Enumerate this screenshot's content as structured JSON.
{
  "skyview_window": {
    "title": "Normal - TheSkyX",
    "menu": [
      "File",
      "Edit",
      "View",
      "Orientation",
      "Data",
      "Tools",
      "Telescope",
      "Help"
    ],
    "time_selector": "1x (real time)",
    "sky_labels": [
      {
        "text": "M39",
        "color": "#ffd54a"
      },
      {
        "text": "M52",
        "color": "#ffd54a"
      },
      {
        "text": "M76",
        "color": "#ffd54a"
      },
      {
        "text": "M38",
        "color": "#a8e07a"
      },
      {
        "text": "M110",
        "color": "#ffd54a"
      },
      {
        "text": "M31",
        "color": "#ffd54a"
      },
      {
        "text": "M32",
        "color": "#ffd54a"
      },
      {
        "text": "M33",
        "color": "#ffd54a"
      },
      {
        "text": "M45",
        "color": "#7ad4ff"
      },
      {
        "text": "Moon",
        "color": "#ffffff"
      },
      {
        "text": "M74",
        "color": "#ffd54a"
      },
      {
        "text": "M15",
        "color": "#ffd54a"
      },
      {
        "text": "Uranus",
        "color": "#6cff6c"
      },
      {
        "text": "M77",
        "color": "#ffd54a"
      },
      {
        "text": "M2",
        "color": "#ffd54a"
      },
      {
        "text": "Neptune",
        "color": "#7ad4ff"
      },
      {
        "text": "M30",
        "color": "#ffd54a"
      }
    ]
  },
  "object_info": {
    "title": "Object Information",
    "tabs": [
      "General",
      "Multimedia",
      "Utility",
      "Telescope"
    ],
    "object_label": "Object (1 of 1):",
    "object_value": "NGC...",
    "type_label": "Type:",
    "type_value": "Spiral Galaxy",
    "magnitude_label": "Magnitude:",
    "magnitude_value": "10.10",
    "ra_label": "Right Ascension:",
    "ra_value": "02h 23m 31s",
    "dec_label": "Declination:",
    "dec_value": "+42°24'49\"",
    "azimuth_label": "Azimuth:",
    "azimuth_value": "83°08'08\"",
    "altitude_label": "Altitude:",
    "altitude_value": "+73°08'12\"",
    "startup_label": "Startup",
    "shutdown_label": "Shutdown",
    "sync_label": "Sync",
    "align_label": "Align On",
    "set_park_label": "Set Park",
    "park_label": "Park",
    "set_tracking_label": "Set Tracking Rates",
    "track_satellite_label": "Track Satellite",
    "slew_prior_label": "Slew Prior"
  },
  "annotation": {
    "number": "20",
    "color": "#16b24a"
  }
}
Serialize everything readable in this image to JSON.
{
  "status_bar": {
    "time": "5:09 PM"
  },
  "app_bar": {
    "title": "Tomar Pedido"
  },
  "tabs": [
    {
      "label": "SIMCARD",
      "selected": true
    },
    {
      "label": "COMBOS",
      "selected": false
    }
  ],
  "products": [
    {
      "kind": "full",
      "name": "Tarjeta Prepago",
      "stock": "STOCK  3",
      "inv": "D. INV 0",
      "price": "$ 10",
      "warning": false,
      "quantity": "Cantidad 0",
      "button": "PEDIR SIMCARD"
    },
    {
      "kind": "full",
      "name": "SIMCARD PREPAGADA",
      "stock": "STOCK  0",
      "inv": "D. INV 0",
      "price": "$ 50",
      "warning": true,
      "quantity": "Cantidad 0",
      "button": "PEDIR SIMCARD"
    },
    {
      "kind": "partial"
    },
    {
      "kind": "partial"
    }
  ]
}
____
*Directions for this task*.
Read the entries and show each line that mentions "JSON".

*Expected output*.
Enumerate this screenshot's content as structured JSON.
Serialize everything readable in this image to JSON.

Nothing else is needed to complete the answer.